> [DIRECTIONS FOR THIS TASK]:
Give the records again in full, exactly as written.

> [ENTRIES PROVIDED]:
*** Begin section ***
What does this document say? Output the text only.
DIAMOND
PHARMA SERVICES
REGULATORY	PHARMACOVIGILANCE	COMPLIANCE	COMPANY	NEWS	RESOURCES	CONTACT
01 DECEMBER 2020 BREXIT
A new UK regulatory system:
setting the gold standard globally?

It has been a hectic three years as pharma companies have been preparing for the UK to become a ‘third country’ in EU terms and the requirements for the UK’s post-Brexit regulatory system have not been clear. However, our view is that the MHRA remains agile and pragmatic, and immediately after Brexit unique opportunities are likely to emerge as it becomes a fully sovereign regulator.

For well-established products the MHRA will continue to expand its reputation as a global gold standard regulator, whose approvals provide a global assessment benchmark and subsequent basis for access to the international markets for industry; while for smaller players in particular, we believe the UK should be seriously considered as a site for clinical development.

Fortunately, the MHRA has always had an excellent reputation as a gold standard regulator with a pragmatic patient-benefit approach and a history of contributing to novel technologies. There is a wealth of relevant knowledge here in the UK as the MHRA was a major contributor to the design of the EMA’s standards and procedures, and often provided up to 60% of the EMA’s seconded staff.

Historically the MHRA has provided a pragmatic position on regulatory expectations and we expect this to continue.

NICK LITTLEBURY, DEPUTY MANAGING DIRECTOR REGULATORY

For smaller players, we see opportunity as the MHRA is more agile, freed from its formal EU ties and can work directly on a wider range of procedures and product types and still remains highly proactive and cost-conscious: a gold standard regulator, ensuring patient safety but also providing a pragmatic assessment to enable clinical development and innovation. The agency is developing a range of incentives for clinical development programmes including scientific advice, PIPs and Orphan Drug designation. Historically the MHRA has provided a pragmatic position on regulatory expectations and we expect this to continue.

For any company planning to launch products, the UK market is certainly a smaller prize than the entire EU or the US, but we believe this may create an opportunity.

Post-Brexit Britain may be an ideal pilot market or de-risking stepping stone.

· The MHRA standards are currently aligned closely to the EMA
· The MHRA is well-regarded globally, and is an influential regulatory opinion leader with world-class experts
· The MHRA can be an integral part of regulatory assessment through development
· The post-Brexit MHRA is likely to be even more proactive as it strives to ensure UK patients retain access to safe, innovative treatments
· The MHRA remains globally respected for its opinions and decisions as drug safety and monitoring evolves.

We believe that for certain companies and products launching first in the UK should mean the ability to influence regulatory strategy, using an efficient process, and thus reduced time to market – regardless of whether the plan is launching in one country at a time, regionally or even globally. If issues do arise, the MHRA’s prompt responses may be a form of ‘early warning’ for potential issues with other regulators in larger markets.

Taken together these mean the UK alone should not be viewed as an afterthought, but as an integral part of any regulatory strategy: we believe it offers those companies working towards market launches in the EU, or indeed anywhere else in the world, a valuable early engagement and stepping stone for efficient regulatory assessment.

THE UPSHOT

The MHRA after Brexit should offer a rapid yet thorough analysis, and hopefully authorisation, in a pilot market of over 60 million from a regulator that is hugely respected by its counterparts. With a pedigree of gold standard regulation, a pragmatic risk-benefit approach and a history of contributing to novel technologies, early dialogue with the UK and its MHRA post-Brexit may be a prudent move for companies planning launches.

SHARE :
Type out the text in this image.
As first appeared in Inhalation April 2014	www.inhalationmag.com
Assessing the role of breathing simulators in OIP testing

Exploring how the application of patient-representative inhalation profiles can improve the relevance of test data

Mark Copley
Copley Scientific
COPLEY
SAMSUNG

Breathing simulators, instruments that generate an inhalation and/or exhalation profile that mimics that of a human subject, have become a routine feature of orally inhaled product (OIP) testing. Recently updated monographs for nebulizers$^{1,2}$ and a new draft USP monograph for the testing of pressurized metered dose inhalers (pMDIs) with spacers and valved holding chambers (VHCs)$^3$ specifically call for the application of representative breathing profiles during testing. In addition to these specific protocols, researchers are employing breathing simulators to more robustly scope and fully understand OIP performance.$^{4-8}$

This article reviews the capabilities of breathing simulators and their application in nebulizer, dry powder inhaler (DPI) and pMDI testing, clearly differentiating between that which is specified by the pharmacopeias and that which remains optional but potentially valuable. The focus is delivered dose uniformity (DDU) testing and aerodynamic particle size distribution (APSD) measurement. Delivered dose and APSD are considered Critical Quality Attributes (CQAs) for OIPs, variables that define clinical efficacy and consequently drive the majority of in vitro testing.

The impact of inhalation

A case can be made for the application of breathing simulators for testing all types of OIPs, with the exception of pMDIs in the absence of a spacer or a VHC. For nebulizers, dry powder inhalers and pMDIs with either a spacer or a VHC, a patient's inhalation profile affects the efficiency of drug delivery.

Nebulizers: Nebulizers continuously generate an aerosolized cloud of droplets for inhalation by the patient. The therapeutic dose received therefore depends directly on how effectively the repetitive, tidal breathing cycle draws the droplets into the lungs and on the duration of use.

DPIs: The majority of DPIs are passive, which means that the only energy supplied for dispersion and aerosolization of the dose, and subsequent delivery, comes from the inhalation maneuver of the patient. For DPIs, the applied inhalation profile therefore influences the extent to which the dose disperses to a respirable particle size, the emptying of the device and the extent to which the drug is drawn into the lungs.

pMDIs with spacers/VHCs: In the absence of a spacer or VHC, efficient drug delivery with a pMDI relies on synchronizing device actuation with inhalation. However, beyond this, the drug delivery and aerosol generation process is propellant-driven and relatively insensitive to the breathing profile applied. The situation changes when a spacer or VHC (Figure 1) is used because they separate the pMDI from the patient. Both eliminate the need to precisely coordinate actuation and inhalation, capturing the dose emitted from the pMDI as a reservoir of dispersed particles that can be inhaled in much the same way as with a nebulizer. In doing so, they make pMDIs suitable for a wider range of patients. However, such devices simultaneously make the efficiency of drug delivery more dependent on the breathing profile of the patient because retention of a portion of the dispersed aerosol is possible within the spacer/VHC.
*** End section ***
> [RESPONSE TO THE TASK]:
What does this document say? Output the text only.
DIAMOND
PHARMA SERVICES
REGULATORY	PHARMACOVIGILANCE	COMPLIANCE	COMPANY	NEWS	RESOURCES	CONTACT
01 DECEMBER 2020 BREXIT
A new UK regulatory system:
setting the gold standard globally?

It has been a hectic three years as pharma companies have been preparing for the UK to become a ‘third country’ in EU terms and the requirements for the UK’s post-Brexit regulatory system have not been clear. However, our view is that the MHRA remains agile and pragmatic, and immediately after Brexit unique opportunities are likely to emerge as it becomes a fully sovereign regulator.

For well-established products the MHRA will continue to expand its reputation as a global gold standard regulator, whose approvals provide a global assessment benchmark and subsequent basis for access to the international markets for industry; while for smaller players in particular, we believe the UK should be seriously considered as a site for clinical development.

Fortunately, the MHRA has always had an excellent reputation as a gold standard regulator with a pragmatic patient-benefit approach and a history of contributing to novel technologies. There is a wealth of relevant knowledge here in the UK as the MHRA was a major contributor to the design of the EMA’s standards and procedures, and often provided up to 60% of the EMA’s seconded staff.

Historically the MHRA has provided a pragmatic position on regulatory expectations and we expect this to continue.

NICK LITTLEBURY, DEPUTY MANAGING DIRECTOR REGULATORY

For smaller players, we see opportunity as the MHRA is more agile, freed from its formal EU ties and can work directly on a wider range of procedures and product types and still remains highly proactive and cost-conscious: a gold standard regulator, ensuring patient safety but also providing a pragmatic assessment to enable clinical development and innovation. The agency is developing a range of incentives for clinical development programmes including scientific advice, PIPs and Orphan Drug designation. Historically the MHRA has provided a pragmatic position on regulatory expectations and we expect this to continue.

For any company planning to launch products, the UK market is certainly a smaller prize than the entire EU or the US, but we believe this may create an opportunity.

Post-Brexit Britain may be an ideal pilot market or de-risking stepping stone.

· The MHRA standards are currently aligned closely to the EMA
· The MHRA is well-regarded globally, and is an influential regulatory opinion leader with world-class experts
· The MHRA can be an integral part of regulatory assessment through development
· The post-Brexit MHRA is likely to be even more proactive as it strives to ensure UK patients retain access to safe, innovative treatments
· The MHRA remains globally respected for its opinions and decisions as drug safety and monitoring evolves.

We believe that for certain companies and products launching first in the UK should mean the ability to influence regulatory strategy, using an efficient process, and thus reduced time to market – regardless of whether the plan is launching in one country at a time, regionally or even globally. If issues do arise, the MHRA’s prompt responses may be a form of ‘early warning’ for potential issues with other regulators in larger markets.

Taken together these mean the UK alone should not be viewed as an afterthought, but as an integral part of any regulatory strategy: we believe it offers those companies working towards market launches in the EU, or indeed anywhere else in the world, a valuable early engagement and stepping stone for efficient regulatory assessment.

THE UPSHOT

The MHRA after Brexit should offer a rapid yet thorough analysis, and hopefully authorisation, in a pilot market of over 60 million from a regulator that is hugely respected by its counterparts. With a pedigree of gold standard regulation, a pragmatic risk-benefit approach and a history of contributing to novel technologies, early dialogue with the UK and its MHRA post-Brexit may be a prudent move for companies planning launches.

SHARE :
Type out the text in this image.
As first appeared in Inhalation April 2014	www.inhalationmag.com
Assessing the role of breathing simulators in OIP testing

Exploring how the application of patient-representative inhalation profiles can improve the relevance of test data

Mark Copley
Copley Scientific
COPLEY
SAMSUNG

Breathing simulators, instruments that generate an inhalation and/or exhalation profile that mimics that of a human subject, have become a routine feature of orally inhaled product (OIP) testing. Recently updated monographs for nebulizers$^{1,2}$ and a new draft USP monograph for the testing of pressurized metered dose inhalers (pMDIs) with spacers and valved holding chambers (VHCs)$^3$ specifically call for the application of representative breathing profiles during testing. In addition to these specific protocols, researchers are employing breathing simulators to more robustly scope and fully understand OIP performance.$^{4-8}$

This article reviews the capabilities of breathing simulators and their application in nebulizer, dry powder inhaler (DPI) and pMDI testing, clearly differentiating between that which is specified by the pharmacopeias and that which remains optional but potentially valuable. The focus is delivered dose uniformity (DDU) testing and aerodynamic particle size distribution (APSD) measurement. Delivered dose and APSD are considered Critical Quality Attributes (CQAs) for OIPs, variables that define clinical efficacy and consequently drive the majority of in vitro testing.

The impact of inhalation

A case can be made for the application of breathing simulators for testing all types of OIPs, with the exception of pMDIs in the absence of a spacer or a VHC. For nebulizers, dry powder inhalers and pMDIs with either a spacer or a VHC, a patient's inhalation profile affects the efficiency of drug delivery.

Nebulizers: Nebulizers continuously generate an aerosolized cloud of droplets for inhalation by the patient. The therapeutic dose received therefore depends directly on how effectively the repetitive, tidal breathing cycle draws the droplets into the lungs and on the duration of use.

DPIs: The majority of DPIs are passive, which means that the only energy supplied for dispersion and aerosolization of the dose, and subsequent delivery, comes from the inhalation maneuver of the patient. For DPIs, the applied inhalation profile therefore influences the extent to which the dose disperses to a respirable particle size, the emptying of the device and the extent to which the drug is drawn into the lungs.

pMDIs with spacers/VHCs: In the absence of a spacer or VHC, efficient drug delivery with a pMDI relies on synchronizing device actuation with inhalation. However, beyond this, the drug delivery and aerosol generation process is propellant-driven and relatively insensitive to the breathing profile applied. The situation changes when a spacer or VHC (Figure 1) is used because they separate the pMDI from the patient. Both eliminate the need to precisely coordinate actuation and inhalation, capturing the dose emitted from the pMDI as a reservoir of dispersed particles that can be inhaled in much the same way as with a nebulizer. In doing so, they make pMDIs suitable for a wider range of patients. However, such devices simultaneously make the efficiency of drug delivery more dependent on the breathing profile of the patient because retention of a portion of the dispersed aerosol is possible within the spacer/VHC.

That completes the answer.